• **To be done**
Find the lines with the string "Mendes" and return them.

Stored data:
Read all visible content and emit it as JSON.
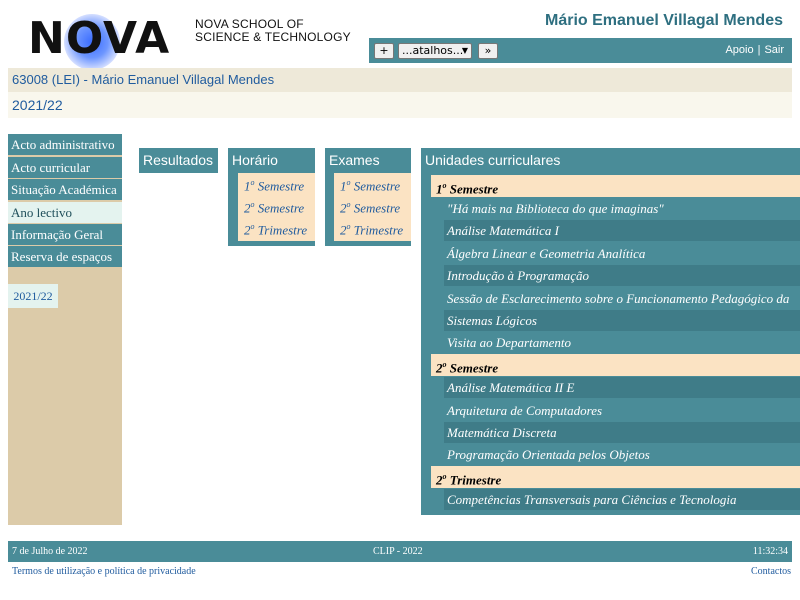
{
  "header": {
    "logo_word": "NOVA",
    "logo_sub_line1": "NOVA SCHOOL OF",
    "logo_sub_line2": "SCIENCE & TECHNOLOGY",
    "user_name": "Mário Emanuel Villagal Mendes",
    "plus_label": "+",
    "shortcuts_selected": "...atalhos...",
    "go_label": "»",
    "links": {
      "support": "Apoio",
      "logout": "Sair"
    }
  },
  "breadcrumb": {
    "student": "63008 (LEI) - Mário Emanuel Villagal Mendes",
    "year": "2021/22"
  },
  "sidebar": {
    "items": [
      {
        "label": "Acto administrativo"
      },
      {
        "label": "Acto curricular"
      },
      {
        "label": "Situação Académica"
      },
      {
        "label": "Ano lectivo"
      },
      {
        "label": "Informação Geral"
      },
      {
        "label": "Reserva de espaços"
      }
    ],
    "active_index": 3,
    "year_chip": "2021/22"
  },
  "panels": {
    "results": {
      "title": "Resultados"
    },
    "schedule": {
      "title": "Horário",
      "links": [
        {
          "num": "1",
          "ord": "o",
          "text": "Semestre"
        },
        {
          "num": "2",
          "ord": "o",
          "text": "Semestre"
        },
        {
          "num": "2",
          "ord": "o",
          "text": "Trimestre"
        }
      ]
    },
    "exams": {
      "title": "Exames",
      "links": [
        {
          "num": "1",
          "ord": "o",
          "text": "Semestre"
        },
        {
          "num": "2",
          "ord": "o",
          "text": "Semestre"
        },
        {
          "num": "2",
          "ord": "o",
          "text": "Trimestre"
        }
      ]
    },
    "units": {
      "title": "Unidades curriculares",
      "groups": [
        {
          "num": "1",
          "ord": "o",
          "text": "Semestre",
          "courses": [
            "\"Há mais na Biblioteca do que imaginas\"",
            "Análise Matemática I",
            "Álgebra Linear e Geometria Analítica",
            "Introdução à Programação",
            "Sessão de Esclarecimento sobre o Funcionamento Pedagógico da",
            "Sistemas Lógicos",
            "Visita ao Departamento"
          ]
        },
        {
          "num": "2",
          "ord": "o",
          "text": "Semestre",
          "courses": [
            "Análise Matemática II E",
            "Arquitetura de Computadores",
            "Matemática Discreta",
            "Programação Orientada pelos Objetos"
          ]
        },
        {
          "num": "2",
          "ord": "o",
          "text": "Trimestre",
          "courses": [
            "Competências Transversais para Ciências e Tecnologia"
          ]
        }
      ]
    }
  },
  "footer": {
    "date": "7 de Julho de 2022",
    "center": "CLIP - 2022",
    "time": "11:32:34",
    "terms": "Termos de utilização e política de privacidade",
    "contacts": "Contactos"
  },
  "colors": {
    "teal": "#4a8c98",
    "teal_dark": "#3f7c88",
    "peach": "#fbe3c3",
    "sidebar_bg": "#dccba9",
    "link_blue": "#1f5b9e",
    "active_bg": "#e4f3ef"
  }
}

• **Reply**
    "user_name": "Mário Emanuel Villagal Mendes",
    "student": "63008 (LEI) - Mário Emanuel Villagal Mendes",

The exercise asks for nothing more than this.